Brief: Tally the lines holding "Output" and state only that figure.
— START —
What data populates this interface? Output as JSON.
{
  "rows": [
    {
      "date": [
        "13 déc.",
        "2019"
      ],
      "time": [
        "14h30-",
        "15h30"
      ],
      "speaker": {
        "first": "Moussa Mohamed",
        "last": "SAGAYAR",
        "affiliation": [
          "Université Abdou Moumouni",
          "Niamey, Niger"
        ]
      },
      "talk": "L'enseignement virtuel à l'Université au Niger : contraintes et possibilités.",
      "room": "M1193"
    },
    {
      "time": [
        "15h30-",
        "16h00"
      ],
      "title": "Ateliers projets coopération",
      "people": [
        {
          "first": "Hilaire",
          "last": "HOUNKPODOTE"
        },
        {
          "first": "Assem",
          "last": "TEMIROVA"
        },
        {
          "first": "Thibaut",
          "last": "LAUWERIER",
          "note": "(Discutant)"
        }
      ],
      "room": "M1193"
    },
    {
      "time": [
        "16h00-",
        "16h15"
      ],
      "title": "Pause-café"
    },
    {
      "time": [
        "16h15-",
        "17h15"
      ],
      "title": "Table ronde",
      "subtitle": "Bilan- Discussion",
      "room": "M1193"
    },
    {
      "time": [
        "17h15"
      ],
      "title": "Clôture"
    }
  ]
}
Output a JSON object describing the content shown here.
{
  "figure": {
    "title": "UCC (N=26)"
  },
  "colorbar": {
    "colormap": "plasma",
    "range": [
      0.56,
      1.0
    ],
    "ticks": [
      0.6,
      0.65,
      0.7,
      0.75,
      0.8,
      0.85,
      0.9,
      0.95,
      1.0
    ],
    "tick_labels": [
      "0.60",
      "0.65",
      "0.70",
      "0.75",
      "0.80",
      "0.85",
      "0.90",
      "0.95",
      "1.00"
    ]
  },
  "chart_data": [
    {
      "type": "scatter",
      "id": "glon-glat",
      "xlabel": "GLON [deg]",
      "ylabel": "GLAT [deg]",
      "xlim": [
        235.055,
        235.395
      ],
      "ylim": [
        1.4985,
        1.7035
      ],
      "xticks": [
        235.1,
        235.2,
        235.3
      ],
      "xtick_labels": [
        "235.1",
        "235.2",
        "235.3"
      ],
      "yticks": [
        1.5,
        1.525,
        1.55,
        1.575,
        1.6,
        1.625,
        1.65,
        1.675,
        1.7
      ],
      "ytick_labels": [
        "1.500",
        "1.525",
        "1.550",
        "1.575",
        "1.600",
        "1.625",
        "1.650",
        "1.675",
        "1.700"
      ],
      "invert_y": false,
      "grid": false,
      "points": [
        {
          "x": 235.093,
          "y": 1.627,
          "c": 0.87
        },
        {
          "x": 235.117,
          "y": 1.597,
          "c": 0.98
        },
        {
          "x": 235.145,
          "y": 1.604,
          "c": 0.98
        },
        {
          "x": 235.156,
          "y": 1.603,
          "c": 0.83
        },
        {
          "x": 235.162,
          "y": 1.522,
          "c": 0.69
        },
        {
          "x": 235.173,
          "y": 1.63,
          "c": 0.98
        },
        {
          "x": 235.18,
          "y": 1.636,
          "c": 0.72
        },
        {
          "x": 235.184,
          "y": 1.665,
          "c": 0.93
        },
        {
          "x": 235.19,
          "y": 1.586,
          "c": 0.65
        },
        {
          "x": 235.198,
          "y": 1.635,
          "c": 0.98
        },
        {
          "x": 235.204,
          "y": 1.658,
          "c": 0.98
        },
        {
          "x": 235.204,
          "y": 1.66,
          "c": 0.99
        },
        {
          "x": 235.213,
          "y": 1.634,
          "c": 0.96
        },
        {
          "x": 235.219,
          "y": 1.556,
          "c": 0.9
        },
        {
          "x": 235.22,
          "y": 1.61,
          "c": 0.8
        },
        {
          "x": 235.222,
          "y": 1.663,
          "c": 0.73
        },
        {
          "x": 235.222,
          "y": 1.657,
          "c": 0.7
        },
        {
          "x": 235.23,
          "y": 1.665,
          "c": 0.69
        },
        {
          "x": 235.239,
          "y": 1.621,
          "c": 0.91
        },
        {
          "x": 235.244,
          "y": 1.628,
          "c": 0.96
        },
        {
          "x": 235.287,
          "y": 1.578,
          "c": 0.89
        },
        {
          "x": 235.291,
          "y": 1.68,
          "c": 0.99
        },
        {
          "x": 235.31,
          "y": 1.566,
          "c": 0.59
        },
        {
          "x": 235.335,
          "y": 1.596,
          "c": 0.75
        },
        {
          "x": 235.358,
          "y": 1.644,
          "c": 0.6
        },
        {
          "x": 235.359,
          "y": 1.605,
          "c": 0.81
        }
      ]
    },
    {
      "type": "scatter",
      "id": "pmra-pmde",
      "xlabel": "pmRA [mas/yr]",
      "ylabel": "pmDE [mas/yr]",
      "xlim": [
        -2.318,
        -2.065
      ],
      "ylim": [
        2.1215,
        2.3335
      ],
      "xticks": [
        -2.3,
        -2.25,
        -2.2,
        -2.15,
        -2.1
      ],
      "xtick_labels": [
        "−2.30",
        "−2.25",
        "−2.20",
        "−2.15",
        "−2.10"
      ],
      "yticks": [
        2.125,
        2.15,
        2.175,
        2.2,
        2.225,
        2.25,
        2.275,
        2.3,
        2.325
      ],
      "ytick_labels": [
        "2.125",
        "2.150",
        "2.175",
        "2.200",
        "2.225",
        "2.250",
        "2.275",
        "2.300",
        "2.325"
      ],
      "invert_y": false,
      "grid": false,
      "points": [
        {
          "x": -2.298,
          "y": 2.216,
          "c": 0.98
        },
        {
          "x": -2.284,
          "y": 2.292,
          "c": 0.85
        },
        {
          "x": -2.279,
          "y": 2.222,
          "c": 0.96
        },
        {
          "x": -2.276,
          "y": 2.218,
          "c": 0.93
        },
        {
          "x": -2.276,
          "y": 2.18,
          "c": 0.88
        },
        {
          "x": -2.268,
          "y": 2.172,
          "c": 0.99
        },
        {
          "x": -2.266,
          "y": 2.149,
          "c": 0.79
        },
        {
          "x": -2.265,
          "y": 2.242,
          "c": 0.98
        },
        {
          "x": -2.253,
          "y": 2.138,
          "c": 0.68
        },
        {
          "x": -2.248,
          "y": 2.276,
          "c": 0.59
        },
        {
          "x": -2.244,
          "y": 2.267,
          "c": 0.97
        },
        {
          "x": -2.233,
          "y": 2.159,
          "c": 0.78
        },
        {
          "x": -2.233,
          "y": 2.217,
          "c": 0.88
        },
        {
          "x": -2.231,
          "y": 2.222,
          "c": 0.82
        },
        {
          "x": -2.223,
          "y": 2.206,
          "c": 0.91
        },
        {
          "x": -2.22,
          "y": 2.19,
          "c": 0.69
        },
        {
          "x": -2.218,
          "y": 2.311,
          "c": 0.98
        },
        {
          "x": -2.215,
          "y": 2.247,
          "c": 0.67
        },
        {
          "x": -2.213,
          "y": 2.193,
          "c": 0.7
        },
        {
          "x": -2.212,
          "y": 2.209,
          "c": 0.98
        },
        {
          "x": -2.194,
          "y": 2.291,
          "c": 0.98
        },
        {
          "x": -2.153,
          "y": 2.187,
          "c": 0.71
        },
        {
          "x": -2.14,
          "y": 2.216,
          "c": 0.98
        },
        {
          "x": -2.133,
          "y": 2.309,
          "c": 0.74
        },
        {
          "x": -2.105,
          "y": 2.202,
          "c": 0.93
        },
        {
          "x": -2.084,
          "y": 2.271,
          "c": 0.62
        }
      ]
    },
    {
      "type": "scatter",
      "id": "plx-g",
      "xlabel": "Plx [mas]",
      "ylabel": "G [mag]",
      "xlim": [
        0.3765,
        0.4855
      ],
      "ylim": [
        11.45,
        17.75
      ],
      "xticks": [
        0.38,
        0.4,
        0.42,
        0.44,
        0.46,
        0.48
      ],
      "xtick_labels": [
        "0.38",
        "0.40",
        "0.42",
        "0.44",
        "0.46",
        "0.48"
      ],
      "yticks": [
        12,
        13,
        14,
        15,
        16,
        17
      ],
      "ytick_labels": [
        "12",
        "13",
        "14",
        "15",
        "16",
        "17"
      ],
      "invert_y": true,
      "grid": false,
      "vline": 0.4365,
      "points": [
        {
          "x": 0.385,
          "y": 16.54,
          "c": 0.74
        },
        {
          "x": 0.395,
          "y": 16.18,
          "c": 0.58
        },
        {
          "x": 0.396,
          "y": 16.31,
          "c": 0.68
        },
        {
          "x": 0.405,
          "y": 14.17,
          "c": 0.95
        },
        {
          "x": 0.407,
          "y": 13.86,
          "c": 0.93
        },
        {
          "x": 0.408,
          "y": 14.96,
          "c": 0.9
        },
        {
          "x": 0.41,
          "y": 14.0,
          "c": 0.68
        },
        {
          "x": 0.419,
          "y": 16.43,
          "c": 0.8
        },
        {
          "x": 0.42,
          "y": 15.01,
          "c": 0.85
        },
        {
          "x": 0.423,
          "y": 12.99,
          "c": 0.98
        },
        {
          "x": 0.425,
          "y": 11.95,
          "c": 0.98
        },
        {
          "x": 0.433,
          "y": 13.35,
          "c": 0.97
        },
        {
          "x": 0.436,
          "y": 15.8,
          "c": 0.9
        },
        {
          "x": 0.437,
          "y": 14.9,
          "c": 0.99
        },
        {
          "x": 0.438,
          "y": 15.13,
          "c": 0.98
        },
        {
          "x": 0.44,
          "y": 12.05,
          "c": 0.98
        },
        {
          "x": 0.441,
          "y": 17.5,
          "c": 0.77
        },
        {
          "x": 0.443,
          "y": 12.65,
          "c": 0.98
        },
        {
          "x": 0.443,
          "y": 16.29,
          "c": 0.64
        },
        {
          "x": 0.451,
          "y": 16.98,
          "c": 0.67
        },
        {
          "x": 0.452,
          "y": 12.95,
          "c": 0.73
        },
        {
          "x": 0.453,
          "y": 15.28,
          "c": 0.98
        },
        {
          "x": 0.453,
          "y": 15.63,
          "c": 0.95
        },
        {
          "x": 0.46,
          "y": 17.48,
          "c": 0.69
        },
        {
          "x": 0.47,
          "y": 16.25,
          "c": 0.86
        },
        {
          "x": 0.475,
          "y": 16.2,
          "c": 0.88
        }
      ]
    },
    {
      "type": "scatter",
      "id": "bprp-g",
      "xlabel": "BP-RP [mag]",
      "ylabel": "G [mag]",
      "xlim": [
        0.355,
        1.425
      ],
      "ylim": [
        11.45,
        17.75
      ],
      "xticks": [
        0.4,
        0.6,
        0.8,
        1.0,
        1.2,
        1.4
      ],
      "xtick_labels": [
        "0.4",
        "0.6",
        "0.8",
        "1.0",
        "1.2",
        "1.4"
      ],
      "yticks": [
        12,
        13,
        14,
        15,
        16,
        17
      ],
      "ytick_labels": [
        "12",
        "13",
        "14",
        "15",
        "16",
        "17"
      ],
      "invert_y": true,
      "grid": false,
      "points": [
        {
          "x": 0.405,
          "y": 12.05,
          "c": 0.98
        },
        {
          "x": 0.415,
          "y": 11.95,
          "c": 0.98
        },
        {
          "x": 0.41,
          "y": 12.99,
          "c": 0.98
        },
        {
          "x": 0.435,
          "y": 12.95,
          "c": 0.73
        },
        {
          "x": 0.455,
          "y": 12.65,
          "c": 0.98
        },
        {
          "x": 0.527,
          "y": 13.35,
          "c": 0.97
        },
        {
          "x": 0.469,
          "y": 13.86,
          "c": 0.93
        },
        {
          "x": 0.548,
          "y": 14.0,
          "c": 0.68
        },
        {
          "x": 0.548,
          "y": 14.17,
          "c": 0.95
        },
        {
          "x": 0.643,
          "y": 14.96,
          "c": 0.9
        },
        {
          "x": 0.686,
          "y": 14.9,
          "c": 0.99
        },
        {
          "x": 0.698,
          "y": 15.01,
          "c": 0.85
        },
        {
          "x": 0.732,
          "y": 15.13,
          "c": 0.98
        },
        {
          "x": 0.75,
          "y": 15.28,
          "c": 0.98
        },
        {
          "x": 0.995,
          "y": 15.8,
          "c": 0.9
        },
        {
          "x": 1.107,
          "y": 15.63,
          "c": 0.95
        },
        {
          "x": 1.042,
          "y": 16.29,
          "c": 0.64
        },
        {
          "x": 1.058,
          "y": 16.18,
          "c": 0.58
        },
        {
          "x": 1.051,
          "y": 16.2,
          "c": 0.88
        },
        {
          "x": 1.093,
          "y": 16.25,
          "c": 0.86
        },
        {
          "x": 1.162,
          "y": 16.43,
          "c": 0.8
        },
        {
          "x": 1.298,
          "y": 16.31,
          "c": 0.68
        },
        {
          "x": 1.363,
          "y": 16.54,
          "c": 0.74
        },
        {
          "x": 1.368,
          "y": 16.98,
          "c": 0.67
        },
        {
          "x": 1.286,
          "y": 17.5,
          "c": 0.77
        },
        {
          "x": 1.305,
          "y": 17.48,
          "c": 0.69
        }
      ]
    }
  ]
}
— END —
Solution to this exercise: 2